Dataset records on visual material
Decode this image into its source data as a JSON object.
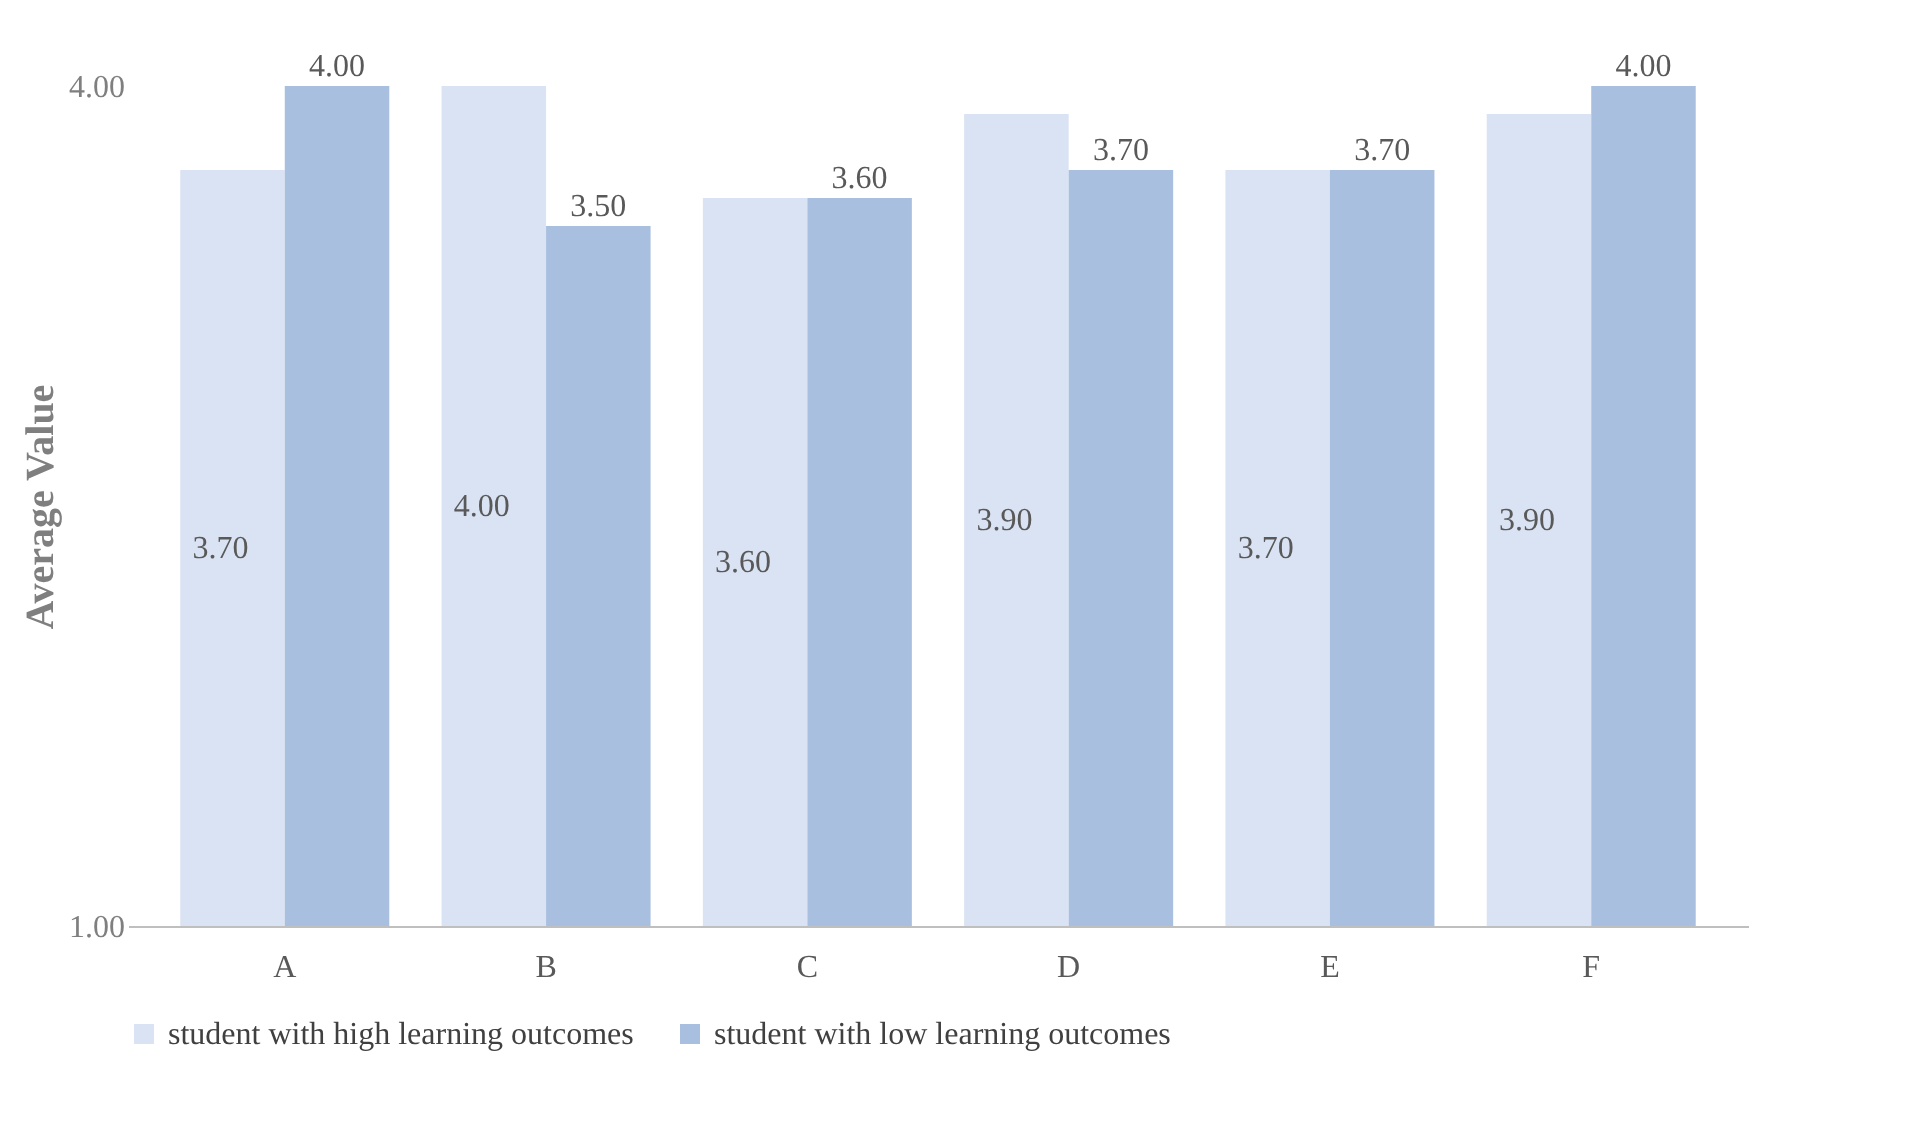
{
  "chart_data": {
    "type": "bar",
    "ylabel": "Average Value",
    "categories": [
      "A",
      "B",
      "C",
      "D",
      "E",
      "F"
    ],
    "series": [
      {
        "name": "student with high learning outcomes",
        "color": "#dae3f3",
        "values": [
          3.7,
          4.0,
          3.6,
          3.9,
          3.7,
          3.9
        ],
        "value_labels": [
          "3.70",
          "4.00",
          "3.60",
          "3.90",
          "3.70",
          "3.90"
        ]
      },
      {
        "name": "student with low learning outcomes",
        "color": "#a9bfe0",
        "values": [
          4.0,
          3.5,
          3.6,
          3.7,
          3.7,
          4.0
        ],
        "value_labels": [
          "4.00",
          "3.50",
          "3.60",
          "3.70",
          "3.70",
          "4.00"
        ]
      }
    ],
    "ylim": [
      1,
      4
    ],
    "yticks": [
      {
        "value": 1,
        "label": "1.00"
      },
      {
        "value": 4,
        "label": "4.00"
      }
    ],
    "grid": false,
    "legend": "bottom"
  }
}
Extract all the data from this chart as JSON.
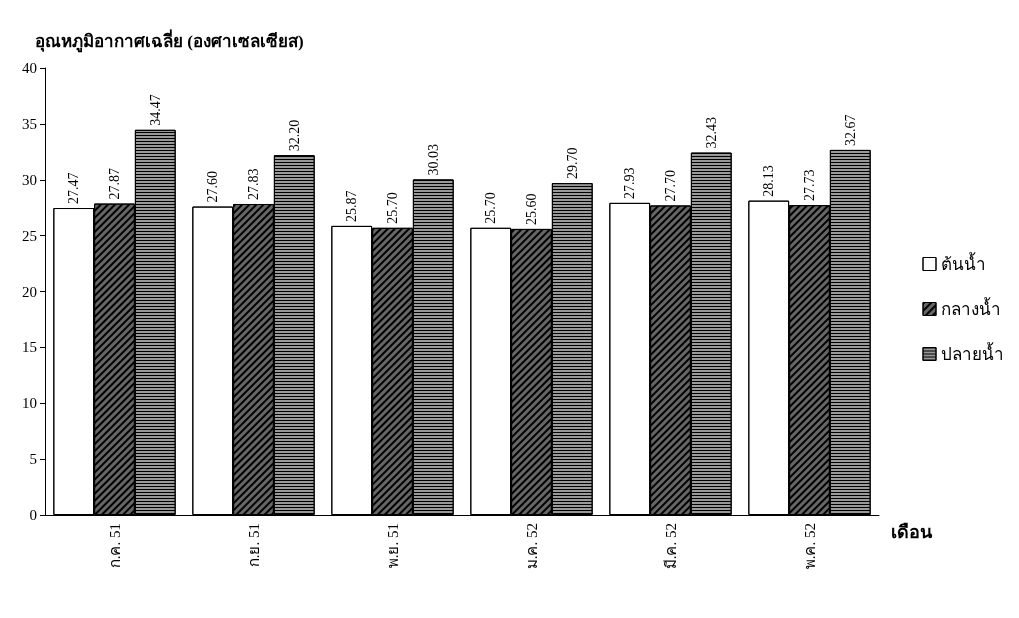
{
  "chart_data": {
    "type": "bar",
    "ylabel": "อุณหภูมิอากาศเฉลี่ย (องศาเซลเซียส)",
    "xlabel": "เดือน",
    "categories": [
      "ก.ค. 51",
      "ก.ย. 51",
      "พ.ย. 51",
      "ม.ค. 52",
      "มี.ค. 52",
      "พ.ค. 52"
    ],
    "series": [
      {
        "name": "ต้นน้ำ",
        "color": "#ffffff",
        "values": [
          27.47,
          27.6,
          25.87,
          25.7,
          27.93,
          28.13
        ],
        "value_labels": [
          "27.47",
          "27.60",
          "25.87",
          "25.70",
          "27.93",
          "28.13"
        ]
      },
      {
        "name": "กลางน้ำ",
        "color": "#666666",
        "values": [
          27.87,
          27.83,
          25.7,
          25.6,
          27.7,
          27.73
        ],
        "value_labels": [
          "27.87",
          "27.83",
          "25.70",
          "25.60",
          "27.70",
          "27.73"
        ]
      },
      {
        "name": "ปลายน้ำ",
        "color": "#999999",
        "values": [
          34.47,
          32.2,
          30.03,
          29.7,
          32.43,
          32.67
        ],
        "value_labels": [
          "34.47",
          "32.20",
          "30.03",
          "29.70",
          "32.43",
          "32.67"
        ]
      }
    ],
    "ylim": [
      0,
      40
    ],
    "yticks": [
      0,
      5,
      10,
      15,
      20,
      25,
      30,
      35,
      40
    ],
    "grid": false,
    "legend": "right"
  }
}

(Given instruction) Your task is to retype all the entries exactly and leave out any pictures.

(Result of the task)
Decode this image into its source data as a JSON object.
{
  "chart_data": {
    "type": "bar",
    "ylabel": "Average Value",
    "categories": [
      "A",
      "B",
      "C",
      "D",
      "E",
      "F"
    ],
    "series": [
      {
        "name": "student with high learning outcomes",
        "color": "#dae3f3",
        "values": [
          3.7,
          4.0,
          3.6,
          3.9,
          3.7,
          3.9
        ],
        "value_labels": [
          "3.70",
          "4.00",
          "3.60",
          "3.90",
          "3.70",
          "3.90"
        ]
      },
      {
        "name": "student with low learning outcomes",
        "color": "#a9bfe0",
        "values": [
          4.0,
          3.5,
          3.6,
          3.7,
          3.7,
          4.0
        ],
        "value_labels": [
          "4.00",
          "3.50",
          "3.60",
          "3.70",
          "3.70",
          "4.00"
        ]
      }
    ],
    "ylim": [
      1,
      4
    ],
    "yticks": [
      {
        "value": 1,
        "label": "1.00"
      },
      {
        "value": 4,
        "label": "4.00"
      }
    ],
    "grid": false,
    "legend": "bottom"
  }
}
Extract all the data from this chart as JSON.
{
  "chart_data": {
    "type": "bar",
    "ylabel": "อุณหภูมิอากาศเฉลี่ย (องศาเซลเซียส)",
    "xlabel": "เดือน",
    "categories": [
      "ก.ค. 51",
      "ก.ย. 51",
      "พ.ย. 51",
      "ม.ค. 52",
      "มี.ค. 52",
      "พ.ค. 52"
    ],
    "series": [
      {
        "name": "ต้นน้ำ",
        "color": "#ffffff",
        "values": [
          27.47,
          27.6,
          25.87,
          25.7,
          27.93,
          28.13
        ],
        "value_labels": [
          "27.47",
          "27.60",
          "25.87",
          "25.70",
          "27.93",
          "28.13"
        ]
      },
      {
        "name": "กลางน้ำ",
        "color": "#666666",
        "values": [
          27.87,
          27.83,
          25.7,
          25.6,
          27.7,
          27.73
        ],
        "value_labels": [
          "27.87",
          "27.83",
          "25.70",
          "25.60",
          "27.70",
          "27.73"
        ]
      },
      {
        "name": "ปลายน้ำ",
        "color": "#999999",
        "values": [
          34.47,
          32.2,
          30.03,
          29.7,
          32.43,
          32.67
        ],
        "value_labels": [
          "34.47",
          "32.20",
          "30.03",
          "29.70",
          "32.43",
          "32.67"
        ]
      }
    ],
    "ylim": [
      0,
      40
    ],
    "yticks": [
      0,
      5,
      10,
      15,
      20,
      25,
      30,
      35,
      40
    ],
    "grid": false,
    "legend": "right"
  }
}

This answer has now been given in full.